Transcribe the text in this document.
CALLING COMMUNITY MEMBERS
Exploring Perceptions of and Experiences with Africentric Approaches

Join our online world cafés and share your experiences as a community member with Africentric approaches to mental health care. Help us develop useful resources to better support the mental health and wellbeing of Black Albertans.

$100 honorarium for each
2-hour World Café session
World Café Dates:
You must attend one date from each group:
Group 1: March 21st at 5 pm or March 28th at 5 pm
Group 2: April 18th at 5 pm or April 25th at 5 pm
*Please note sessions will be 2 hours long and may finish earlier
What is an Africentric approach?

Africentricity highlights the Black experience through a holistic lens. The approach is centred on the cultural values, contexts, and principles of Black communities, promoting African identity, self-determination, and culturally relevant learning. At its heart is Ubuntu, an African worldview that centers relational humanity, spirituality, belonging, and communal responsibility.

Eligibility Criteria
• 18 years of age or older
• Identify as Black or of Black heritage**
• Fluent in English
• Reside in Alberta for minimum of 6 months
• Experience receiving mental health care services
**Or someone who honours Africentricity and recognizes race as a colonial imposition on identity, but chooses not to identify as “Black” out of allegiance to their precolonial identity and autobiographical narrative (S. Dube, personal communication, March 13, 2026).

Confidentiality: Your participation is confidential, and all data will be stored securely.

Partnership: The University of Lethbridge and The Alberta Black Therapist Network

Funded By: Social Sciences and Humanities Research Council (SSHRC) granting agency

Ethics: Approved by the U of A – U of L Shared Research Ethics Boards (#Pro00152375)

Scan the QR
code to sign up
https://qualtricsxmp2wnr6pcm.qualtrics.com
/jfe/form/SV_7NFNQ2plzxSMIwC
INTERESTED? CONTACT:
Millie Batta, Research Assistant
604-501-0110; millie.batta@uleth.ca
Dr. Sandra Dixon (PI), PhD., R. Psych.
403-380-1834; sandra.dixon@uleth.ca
::::
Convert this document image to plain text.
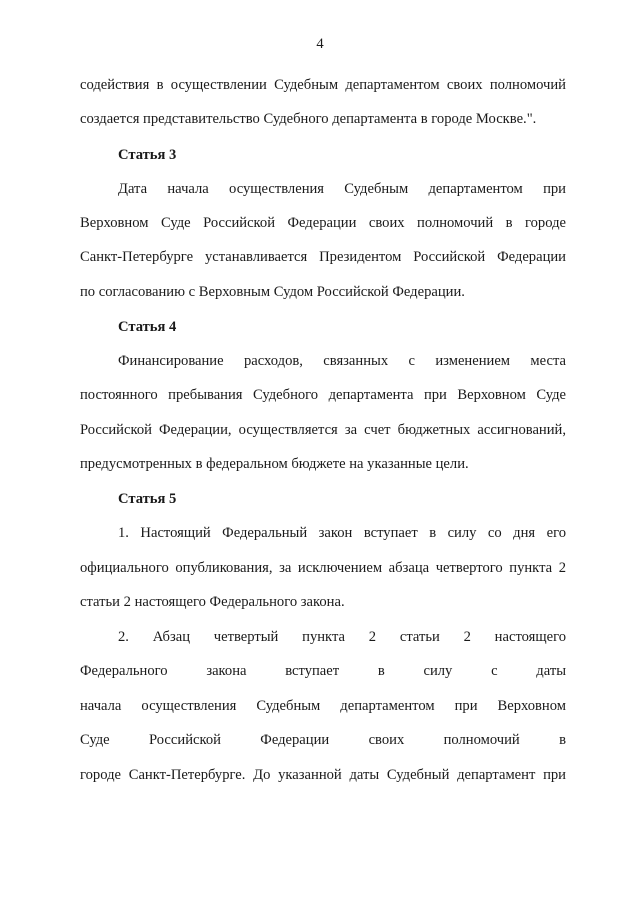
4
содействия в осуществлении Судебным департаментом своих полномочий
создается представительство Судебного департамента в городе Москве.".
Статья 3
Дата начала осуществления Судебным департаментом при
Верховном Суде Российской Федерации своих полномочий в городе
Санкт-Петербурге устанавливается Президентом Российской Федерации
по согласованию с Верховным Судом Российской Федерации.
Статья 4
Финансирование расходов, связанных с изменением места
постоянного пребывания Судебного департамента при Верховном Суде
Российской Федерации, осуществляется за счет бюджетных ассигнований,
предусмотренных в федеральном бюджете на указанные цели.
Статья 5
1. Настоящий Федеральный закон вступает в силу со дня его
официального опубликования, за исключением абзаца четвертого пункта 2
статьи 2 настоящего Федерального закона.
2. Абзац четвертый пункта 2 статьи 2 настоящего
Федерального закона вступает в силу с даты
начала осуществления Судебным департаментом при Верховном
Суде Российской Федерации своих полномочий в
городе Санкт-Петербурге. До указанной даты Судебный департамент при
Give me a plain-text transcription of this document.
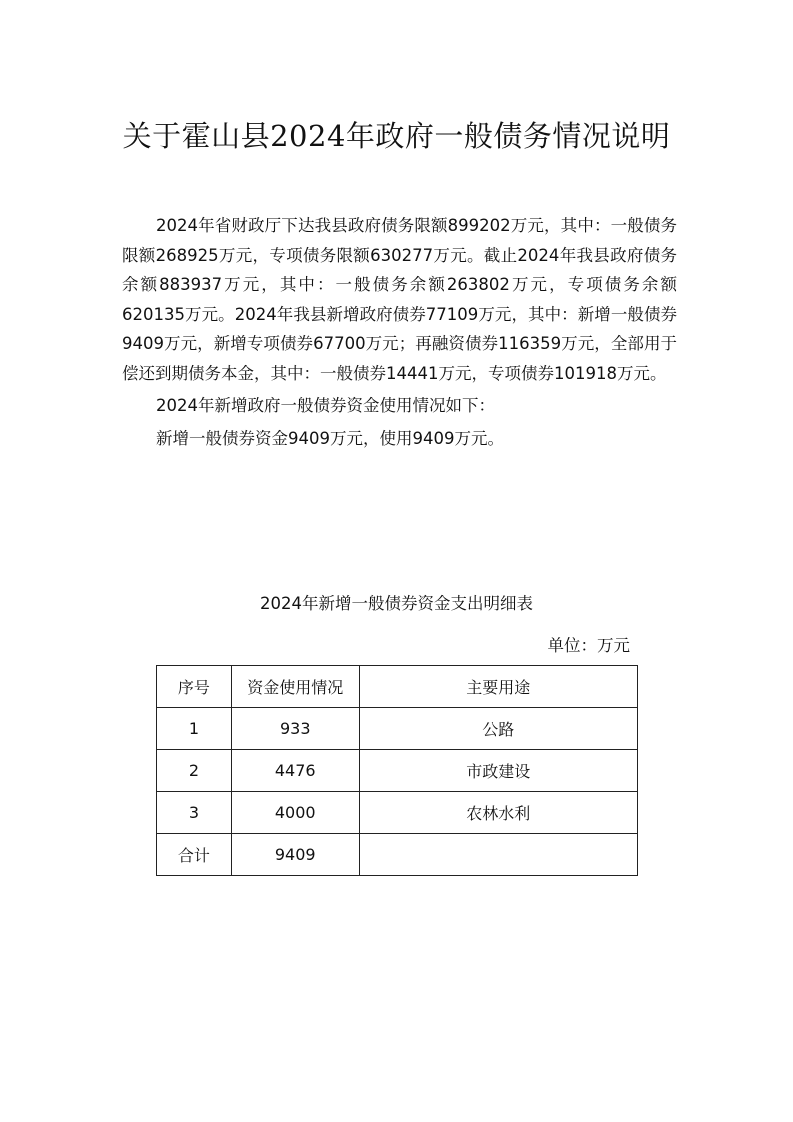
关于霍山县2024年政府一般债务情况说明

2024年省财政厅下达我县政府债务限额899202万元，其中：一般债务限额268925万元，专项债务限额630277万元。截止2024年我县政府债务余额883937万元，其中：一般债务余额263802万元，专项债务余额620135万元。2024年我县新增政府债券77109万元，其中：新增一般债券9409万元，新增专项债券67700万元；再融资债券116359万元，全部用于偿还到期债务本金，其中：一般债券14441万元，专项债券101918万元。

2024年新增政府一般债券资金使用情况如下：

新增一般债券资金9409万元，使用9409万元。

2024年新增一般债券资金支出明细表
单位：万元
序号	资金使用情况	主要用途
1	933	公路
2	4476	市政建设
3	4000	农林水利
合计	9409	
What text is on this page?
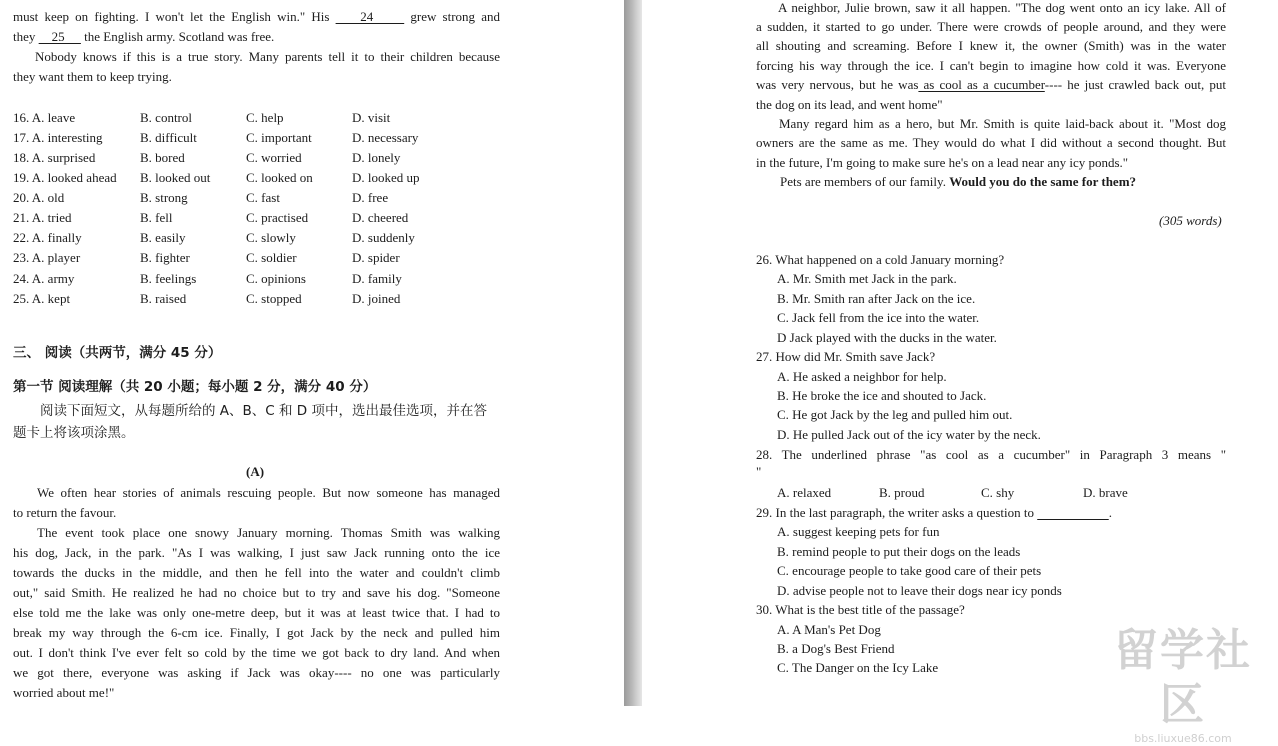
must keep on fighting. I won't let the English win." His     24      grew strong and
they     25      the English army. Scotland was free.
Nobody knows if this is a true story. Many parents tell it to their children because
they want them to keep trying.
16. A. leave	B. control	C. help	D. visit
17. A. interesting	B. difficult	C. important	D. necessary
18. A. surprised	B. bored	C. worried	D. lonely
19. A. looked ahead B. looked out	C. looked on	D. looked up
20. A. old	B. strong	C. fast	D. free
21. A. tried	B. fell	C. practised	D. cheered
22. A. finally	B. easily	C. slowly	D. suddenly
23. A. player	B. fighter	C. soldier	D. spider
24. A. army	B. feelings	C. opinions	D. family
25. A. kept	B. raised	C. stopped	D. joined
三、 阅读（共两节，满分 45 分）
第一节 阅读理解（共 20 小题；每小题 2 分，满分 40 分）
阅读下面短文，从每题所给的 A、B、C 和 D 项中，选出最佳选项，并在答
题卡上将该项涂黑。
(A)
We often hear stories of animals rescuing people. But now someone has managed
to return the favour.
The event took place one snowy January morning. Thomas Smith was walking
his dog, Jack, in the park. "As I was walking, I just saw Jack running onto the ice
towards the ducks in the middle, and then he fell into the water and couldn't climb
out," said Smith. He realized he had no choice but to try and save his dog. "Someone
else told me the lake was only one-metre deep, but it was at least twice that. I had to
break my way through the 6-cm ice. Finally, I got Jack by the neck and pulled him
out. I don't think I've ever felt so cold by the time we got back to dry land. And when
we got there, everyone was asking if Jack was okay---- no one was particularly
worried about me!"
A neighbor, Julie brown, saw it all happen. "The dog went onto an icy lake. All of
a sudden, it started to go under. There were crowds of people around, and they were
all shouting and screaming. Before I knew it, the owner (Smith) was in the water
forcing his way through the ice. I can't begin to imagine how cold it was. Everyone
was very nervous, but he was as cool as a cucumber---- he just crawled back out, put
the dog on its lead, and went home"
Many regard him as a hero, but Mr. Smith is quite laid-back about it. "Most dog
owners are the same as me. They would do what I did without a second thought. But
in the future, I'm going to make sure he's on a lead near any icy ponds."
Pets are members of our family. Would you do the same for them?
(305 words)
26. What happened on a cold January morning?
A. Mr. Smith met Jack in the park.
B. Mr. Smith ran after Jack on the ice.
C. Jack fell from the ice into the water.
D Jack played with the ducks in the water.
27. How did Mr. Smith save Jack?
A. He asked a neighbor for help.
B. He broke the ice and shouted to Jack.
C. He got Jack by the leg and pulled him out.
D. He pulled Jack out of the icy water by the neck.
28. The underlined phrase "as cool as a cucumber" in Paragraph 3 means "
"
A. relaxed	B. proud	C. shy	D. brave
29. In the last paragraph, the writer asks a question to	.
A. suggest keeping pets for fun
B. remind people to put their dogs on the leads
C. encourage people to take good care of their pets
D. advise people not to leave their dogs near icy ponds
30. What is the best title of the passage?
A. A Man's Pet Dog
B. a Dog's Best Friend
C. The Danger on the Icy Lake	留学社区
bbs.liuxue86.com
::::
Your instructions ▸
Only a number is expected here: the count of lines in the listing that hold the string "walking".

Result of the task ▸
2